- Job
Every record below should be transcribed exactly. Omit the images.

- Records for this task

_ _ _ _

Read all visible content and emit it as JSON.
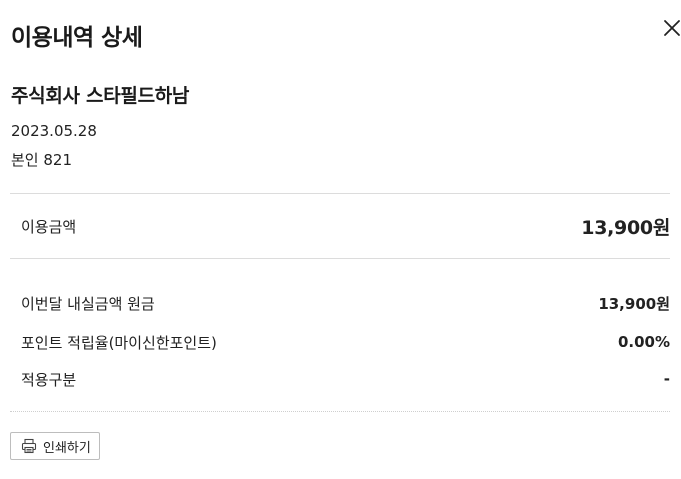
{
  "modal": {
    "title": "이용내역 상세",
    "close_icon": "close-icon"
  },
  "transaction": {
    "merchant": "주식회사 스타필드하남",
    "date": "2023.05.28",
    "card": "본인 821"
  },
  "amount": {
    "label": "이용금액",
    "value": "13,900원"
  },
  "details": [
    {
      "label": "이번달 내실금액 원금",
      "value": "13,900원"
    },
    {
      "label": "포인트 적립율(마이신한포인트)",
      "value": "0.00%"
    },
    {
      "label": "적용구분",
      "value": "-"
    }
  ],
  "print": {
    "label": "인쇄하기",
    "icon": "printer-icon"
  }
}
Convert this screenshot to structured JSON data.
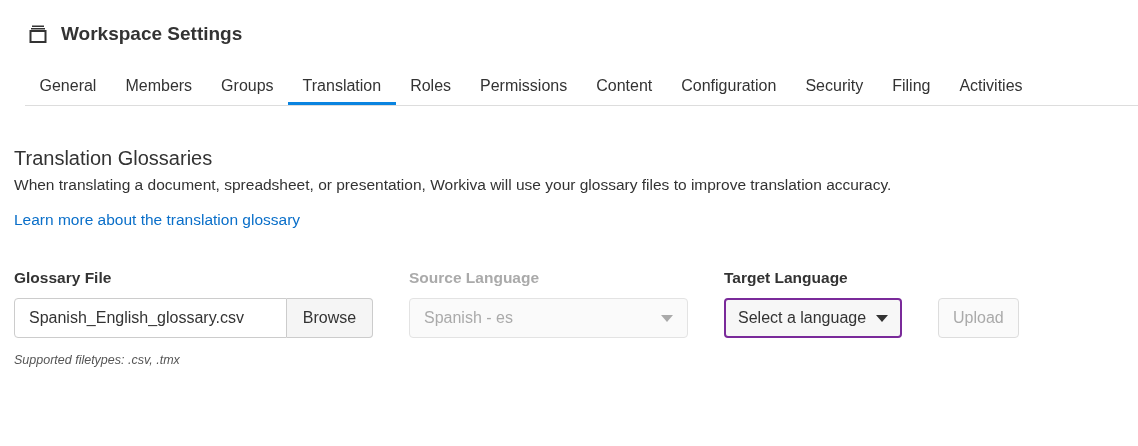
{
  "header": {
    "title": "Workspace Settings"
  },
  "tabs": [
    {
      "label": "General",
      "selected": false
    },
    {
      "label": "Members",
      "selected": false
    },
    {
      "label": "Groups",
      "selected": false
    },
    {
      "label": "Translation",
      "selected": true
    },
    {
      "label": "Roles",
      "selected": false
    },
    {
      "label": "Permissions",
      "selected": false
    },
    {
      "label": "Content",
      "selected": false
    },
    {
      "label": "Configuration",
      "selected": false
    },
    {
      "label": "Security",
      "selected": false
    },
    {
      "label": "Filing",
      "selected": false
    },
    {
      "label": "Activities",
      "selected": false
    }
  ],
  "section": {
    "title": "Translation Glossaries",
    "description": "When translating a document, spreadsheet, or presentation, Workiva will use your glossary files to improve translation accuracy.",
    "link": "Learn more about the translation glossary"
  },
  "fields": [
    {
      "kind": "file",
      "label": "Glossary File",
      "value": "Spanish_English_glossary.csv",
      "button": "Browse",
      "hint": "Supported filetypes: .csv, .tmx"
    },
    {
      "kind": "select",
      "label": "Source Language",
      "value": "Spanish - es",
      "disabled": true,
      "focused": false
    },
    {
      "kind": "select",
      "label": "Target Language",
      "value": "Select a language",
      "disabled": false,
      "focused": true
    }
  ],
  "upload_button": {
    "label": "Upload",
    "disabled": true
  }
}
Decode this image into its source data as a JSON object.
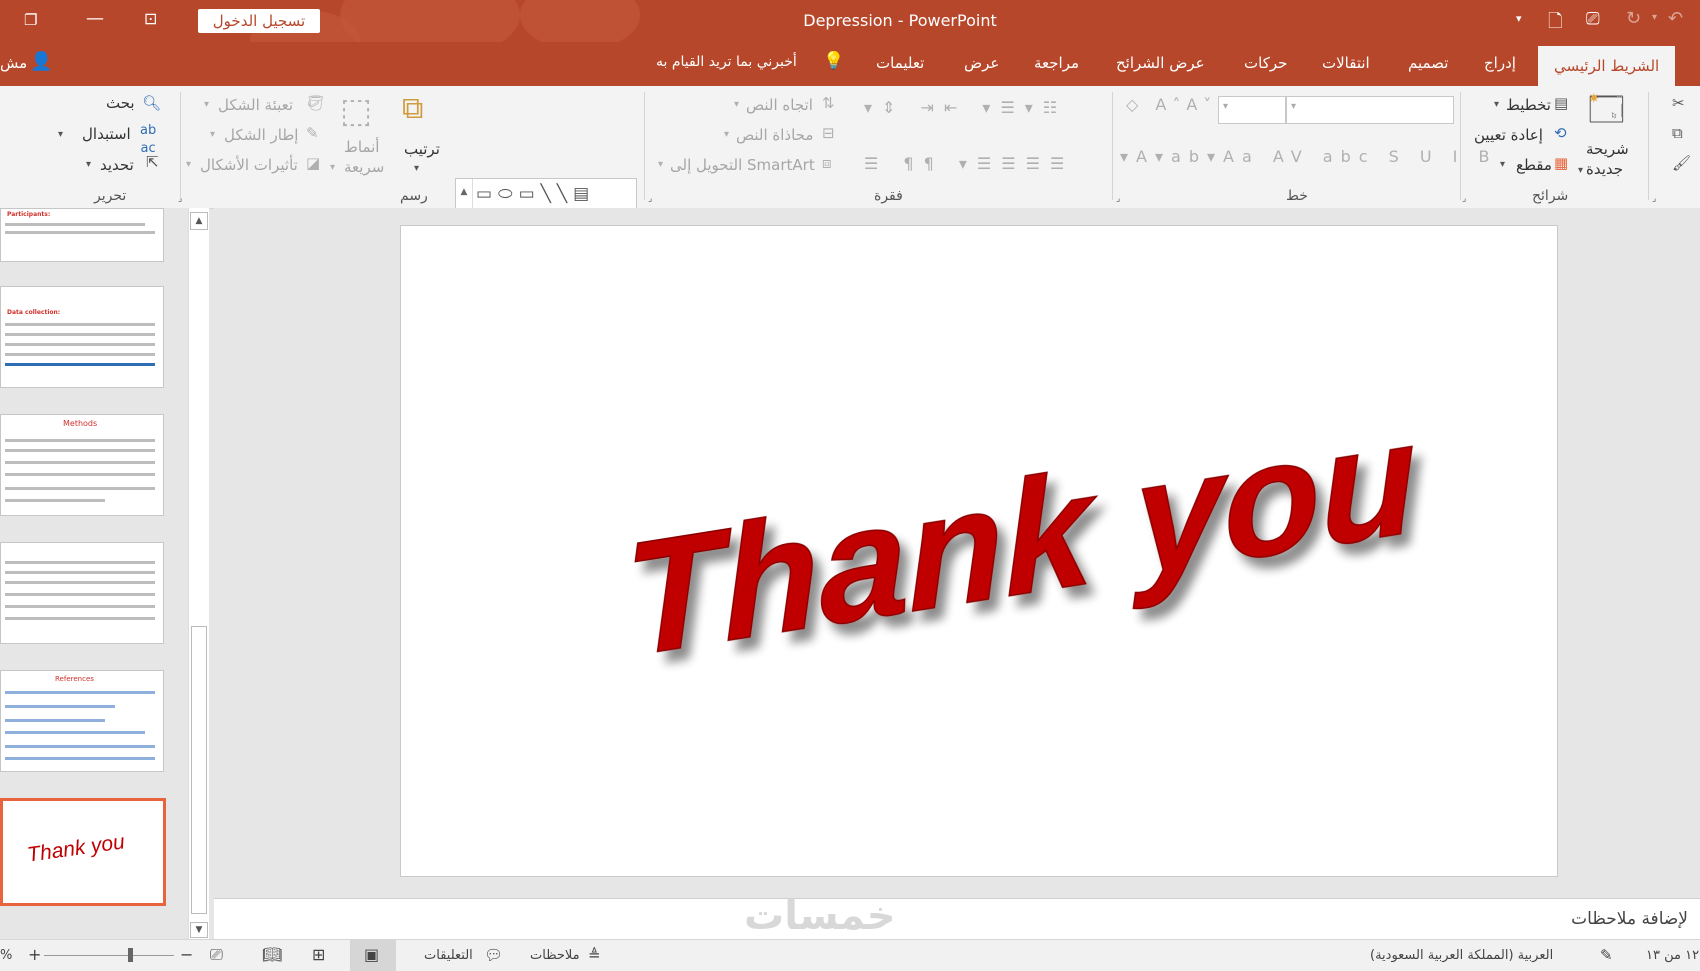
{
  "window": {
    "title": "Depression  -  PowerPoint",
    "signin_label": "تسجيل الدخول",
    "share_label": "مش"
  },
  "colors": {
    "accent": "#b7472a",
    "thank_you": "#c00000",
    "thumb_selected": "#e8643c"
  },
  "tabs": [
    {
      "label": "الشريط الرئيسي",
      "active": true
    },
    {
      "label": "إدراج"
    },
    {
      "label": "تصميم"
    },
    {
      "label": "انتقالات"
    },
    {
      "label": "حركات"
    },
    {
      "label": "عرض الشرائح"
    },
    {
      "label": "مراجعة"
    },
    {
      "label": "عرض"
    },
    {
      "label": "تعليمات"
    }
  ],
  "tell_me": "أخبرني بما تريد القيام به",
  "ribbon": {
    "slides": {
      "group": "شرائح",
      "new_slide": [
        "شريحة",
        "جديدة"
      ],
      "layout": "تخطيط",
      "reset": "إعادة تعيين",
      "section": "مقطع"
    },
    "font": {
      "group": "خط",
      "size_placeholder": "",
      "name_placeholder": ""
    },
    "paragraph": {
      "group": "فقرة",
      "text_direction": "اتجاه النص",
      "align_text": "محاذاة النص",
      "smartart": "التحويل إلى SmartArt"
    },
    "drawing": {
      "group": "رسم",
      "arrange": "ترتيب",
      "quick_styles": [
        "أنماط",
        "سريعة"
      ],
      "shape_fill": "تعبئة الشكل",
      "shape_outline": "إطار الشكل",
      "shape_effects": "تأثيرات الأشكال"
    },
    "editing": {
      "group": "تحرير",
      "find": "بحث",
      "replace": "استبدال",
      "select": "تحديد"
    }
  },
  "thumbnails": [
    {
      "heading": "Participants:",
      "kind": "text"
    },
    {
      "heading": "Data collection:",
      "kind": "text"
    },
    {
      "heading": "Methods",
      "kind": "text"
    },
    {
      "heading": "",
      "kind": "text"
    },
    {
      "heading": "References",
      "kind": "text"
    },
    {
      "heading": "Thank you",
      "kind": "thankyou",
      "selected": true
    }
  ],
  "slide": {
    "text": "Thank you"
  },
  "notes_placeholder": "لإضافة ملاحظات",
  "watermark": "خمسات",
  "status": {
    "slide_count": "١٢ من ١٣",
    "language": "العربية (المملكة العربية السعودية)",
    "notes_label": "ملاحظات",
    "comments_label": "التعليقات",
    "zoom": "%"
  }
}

_ _ _ _

- Answer for the task
Read all visible content and emit it as JSON.
{
  "modal": {
    "title": "이용내역 상세",
    "close_icon": "close-icon"
  },
  "transaction": {
    "merchant": "주식회사 스타필드하남",
    "date": "2023.05.28",
    "card": "본인 821"
  },
  "amount": {
    "label": "이용금액",
    "value": "13,900원"
  },
  "details": [
    {
      "label": "이번달 내실금액 원금",
      "value": "13,900원"
    },
    {
      "label": "포인트 적립율(마이신한포인트)",
      "value": "0.00%"
    },
    {
      "label": "적용구분",
      "value": "-"
    }
  ],
  "print": {
    "label": "인쇄하기",
    "icon": "printer-icon"
  }
}
Convert this screenshot to structured JSON data.
{
  "header": {
    "title": "Workspace Settings"
  },
  "tabs": [
    {
      "label": "General",
      "selected": false
    },
    {
      "label": "Members",
      "selected": false
    },
    {
      "label": "Groups",
      "selected": false
    },
    {
      "label": "Translation",
      "selected": true
    },
    {
      "label": "Roles",
      "selected": false
    },
    {
      "label": "Permissions",
      "selected": false
    },
    {
      "label": "Content",
      "selected": false
    },
    {
      "label": "Configuration",
      "selected": false
    },
    {
      "label": "Security",
      "selected": false
    },
    {
      "label": "Filing",
      "selected": false
    },
    {
      "label": "Activities",
      "selected": false
    }
  ],
  "section": {
    "title": "Translation Glossaries",
    "description": "When translating a document, spreadsheet, or presentation, Workiva will use your glossary files to improve translation accuracy.",
    "link": "Learn more about the translation glossary"
  },
  "fields": [
    {
      "kind": "file",
      "label": "Glossary File",
      "value": "Spanish_English_glossary.csv",
      "button": "Browse",
      "hint": "Supported filetypes: .csv, .tmx"
    },
    {
      "kind": "select",
      "label": "Source Language",
      "value": "Spanish - es",
      "disabled": true,
      "focused": false
    },
    {
      "kind": "select",
      "label": "Target Language",
      "value": "Select a language",
      "disabled": false,
      "focused": true
    }
  ],
  "upload_button": {
    "label": "Upload",
    "disabled": true
  }
}
Decode this image into its source data as a JSON object.
{
  "window": {
    "title": "Depression  -  PowerPoint",
    "signin_label": "تسجيل الدخول",
    "share_label": "مش"
  },
  "colors": {
    "accent": "#b7472a",
    "thank_you": "#c00000",
    "thumb_selected": "#e8643c"
  },
  "tabs": [
    {
      "label": "الشريط الرئيسي",
      "active": true
    },
    {
      "label": "إدراج"
    },
    {
      "label": "تصميم"
    },
    {
      "label": "انتقالات"
    },
    {
      "label": "حركات"
    },
    {
      "label": "عرض الشرائح"
    },
    {
      "label": "مراجعة"
    },
    {
      "label": "عرض"
    },
    {
      "label": "تعليمات"
    }
  ],
  "tell_me": "أخبرني بما تريد القيام به",
  "ribbon": {
    "slides": {
      "group": "شرائح",
      "new_slide": [
        "شريحة",
        "جديدة"
      ],
      "layout": "تخطيط",
      "reset": "إعادة تعيين",
      "section": "مقطع"
    },
    "font": {
      "group": "خط",
      "size_placeholder": "",
      "name_placeholder": ""
    },
    "paragraph": {
      "group": "فقرة",
      "text_direction": "اتجاه النص",
      "align_text": "محاذاة النص",
      "smartart": "التحويل إلى SmartArt"
    },
    "drawing": {
      "group": "رسم",
      "arrange": "ترتيب",
      "quick_styles": [
        "أنماط",
        "سريعة"
      ],
      "shape_fill": "تعبئة الشكل",
      "shape_outline": "إطار الشكل",
      "shape_effects": "تأثيرات الأشكال"
    },
    "editing": {
      "group": "تحرير",
      "find": "بحث",
      "replace": "استبدال",
      "select": "تحديد"
    }
  },
  "thumbnails": [
    {
      "heading": "Participants:",
      "kind": "text"
    },
    {
      "heading": "Data collection:",
      "kind": "text"
    },
    {
      "heading": "Methods",
      "kind": "text"
    },
    {
      "heading": "",
      "kind": "text"
    },
    {
      "heading": "References",
      "kind": "text"
    },
    {
      "heading": "Thank you",
      "kind": "thankyou",
      "selected": true
    }
  ],
  "slide": {
    "text": "Thank you"
  },
  "notes_placeholder": "لإضافة ملاحظات",
  "watermark": "خمسات",
  "status": {
    "slide_count": "١٢ من ١٣",
    "language": "العربية (المملكة العربية السعودية)",
    "notes_label": "ملاحظات",
    "comments_label": "التعليقات",
    "zoom": "%"
  }
}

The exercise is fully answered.